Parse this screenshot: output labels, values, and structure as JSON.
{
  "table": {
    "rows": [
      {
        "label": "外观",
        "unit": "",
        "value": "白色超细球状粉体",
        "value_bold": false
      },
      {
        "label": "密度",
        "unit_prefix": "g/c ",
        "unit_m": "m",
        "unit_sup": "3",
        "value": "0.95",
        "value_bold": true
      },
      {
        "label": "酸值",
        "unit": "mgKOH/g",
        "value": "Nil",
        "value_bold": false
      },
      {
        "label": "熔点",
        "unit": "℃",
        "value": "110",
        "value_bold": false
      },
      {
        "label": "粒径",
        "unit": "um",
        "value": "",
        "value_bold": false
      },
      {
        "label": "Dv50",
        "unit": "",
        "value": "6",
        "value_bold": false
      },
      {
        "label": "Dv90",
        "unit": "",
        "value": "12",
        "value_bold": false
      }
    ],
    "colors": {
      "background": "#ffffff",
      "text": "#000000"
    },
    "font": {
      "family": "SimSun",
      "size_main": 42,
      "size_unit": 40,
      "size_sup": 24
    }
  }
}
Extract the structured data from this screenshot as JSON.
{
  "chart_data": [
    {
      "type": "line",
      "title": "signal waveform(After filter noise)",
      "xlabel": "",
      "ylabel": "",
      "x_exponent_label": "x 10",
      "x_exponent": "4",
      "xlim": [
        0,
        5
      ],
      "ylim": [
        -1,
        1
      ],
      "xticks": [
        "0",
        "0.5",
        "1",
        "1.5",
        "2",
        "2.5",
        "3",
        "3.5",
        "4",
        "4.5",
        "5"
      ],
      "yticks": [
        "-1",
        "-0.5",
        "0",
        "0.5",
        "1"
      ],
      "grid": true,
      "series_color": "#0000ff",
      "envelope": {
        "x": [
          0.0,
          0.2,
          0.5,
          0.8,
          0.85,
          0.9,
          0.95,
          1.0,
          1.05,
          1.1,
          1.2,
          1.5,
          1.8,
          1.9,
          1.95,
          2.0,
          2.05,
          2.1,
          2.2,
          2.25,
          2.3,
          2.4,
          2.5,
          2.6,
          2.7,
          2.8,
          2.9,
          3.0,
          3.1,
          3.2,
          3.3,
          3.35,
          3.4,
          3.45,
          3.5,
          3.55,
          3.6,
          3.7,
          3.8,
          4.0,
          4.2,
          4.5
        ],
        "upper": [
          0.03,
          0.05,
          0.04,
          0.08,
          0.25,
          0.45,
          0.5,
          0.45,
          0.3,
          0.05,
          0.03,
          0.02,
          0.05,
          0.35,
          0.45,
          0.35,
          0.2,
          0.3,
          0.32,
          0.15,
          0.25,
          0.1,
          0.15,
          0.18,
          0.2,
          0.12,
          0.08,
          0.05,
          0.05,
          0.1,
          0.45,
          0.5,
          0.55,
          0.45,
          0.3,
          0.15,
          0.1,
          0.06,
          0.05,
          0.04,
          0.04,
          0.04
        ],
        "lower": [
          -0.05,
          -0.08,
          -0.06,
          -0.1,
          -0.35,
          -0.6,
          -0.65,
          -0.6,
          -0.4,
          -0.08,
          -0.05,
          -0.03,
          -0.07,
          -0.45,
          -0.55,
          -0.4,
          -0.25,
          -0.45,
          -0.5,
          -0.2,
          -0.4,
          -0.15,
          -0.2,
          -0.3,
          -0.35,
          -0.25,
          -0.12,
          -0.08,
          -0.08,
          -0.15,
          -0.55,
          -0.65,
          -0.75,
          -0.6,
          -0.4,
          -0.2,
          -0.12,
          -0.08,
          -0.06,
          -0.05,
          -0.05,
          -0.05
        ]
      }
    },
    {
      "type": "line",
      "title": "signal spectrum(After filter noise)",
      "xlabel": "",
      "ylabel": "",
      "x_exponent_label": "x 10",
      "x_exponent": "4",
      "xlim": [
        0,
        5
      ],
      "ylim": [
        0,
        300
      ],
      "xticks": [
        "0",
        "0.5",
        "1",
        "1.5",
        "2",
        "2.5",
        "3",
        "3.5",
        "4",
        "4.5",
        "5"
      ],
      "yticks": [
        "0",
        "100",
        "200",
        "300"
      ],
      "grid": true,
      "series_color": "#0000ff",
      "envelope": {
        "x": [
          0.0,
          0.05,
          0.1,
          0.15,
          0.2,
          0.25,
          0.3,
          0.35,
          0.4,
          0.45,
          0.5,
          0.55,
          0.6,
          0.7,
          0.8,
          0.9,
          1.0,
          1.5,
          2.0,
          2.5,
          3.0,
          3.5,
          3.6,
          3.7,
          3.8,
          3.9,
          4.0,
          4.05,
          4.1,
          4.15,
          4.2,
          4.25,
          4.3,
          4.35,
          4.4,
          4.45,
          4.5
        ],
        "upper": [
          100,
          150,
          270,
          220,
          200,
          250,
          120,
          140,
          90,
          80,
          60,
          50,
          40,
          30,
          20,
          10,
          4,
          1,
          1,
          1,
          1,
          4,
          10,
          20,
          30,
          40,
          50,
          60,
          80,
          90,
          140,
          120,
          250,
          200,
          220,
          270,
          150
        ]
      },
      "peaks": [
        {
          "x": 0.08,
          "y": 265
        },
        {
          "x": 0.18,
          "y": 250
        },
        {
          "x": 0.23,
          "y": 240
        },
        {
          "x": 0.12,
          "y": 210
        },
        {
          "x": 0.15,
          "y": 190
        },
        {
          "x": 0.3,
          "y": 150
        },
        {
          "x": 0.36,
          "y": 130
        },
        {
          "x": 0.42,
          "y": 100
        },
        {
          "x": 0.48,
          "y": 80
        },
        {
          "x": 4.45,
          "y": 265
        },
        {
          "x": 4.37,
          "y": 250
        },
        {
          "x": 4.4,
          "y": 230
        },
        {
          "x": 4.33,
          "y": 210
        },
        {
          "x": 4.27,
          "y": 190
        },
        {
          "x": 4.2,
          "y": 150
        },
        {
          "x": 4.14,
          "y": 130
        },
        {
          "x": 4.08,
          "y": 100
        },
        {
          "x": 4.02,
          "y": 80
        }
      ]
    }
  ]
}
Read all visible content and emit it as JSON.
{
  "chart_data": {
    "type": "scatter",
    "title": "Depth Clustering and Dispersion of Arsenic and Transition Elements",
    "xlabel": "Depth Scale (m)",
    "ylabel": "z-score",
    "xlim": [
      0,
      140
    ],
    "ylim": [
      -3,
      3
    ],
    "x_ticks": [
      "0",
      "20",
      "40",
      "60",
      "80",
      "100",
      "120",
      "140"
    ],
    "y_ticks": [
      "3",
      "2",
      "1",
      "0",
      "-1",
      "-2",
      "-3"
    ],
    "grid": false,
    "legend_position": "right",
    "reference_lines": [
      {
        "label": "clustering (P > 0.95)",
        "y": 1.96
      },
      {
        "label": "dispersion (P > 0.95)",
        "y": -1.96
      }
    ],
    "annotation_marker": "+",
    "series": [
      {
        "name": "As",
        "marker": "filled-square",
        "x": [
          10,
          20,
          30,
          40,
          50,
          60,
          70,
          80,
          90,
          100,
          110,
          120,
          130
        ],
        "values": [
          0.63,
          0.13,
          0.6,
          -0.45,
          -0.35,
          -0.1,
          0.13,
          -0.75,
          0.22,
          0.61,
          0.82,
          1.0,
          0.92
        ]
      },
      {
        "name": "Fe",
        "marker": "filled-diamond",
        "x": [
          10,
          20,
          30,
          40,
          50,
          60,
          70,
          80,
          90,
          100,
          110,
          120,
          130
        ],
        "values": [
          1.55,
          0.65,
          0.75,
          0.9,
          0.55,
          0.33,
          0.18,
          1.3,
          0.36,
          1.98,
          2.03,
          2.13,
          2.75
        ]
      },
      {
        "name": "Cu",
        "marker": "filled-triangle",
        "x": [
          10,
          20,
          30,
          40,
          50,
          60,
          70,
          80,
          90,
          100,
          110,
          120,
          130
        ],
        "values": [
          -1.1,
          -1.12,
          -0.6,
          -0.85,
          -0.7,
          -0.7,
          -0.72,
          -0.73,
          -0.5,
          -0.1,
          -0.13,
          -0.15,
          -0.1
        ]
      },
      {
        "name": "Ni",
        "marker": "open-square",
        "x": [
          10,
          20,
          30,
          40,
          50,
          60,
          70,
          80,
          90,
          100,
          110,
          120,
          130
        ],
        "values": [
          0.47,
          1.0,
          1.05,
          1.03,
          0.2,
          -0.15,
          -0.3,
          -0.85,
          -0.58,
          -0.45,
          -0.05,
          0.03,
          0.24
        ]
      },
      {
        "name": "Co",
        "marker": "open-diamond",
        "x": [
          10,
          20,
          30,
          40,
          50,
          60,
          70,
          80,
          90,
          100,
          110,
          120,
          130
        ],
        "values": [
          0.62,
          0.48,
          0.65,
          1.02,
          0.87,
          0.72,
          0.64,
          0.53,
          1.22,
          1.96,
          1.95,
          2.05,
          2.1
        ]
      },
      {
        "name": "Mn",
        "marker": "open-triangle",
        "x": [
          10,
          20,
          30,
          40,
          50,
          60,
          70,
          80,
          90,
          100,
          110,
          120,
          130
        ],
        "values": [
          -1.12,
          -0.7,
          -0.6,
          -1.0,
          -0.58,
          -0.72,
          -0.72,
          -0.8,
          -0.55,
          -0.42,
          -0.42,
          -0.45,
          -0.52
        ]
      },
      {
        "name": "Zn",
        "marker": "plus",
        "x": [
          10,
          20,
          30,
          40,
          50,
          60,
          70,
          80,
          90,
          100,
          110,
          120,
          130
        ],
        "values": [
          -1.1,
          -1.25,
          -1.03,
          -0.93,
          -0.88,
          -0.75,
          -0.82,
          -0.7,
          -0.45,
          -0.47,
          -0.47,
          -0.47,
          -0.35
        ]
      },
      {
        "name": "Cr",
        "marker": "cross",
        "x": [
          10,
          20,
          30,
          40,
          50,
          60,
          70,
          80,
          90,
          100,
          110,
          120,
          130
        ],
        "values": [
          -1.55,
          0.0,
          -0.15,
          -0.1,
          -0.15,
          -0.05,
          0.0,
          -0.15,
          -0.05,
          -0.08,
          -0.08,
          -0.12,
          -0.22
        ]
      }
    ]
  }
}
= = = =
● **What you are asked to do**: State how many lines of the listing include the word "name". Reply with the number alone.

● **Task result**: 8